DIRECTION:
Can you transcribe every record below exactly as it appears?
[start DATA SUPPLIED]
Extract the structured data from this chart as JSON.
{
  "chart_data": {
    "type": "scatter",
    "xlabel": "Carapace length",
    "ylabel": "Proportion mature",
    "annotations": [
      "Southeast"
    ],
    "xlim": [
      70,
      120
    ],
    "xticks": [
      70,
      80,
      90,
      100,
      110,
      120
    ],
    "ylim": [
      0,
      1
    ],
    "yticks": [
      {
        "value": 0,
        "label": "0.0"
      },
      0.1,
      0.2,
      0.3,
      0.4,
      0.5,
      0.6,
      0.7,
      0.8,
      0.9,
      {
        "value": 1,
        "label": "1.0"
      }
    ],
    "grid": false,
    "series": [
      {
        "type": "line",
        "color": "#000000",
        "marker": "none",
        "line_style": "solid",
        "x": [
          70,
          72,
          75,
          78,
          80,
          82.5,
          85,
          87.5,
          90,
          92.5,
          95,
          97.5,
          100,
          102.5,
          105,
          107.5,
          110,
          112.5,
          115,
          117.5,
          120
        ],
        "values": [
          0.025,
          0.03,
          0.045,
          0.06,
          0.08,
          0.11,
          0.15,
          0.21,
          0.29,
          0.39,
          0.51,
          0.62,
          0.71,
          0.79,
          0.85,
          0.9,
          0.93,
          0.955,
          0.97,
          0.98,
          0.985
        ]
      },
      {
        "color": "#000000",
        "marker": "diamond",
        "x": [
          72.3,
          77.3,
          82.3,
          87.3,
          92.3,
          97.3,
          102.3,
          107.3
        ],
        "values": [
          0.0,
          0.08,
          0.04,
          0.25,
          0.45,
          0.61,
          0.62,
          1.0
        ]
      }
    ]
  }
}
[end DATA SUPPLIED]
REPLY:
Extract the structured data from this chart as JSON.
{
  "chart_data": {
    "type": "scatter",
    "xlabel": "Carapace length",
    "ylabel": "Proportion mature",
    "annotations": [
      "Southeast"
    ],
    "xlim": [
      70,
      120
    ],
    "xticks": [
      70,
      80,
      90,
      100,
      110,
      120
    ],
    "ylim": [
      0,
      1
    ],
    "yticks": [
      {
        "value": 0,
        "label": "0.0"
      },
      0.1,
      0.2,
      0.3,
      0.4,
      0.5,
      0.6,
      0.7,
      0.8,
      0.9,
      {
        "value": 1,
        "label": "1.0"
      }
    ],
    "grid": false,
    "series": [
      {
        "type": "line",
        "color": "#000000",
        "marker": "none",
        "line_style": "solid",
        "x": [
          70,
          72,
          75,
          78,
          80,
          82.5,
          85,
          87.5,
          90,
          92.5,
          95,
          97.5,
          100,
          102.5,
          105,
          107.5,
          110,
          112.5,
          115,
          117.5,
          120
        ],
        "values": [
          0.025,
          0.03,
          0.045,
          0.06,
          0.08,
          0.11,
          0.15,
          0.21,
          0.29,
          0.39,
          0.51,
          0.62,
          0.71,
          0.79,
          0.85,
          0.9,
          0.93,
          0.955,
          0.97,
          0.98,
          0.985
        ]
      },
      {
        "color": "#000000",
        "marker": "diamond",
        "x": [
          72.3,
          77.3,
          82.3,
          87.3,
          92.3,
          97.3,
          102.3,
          107.3
        ],
        "values": [
          0.0,
          0.08,
          0.04,
          0.25,
          0.45,
          0.61,
          0.62,
          1.0
        ]
      }
    ]
  }
}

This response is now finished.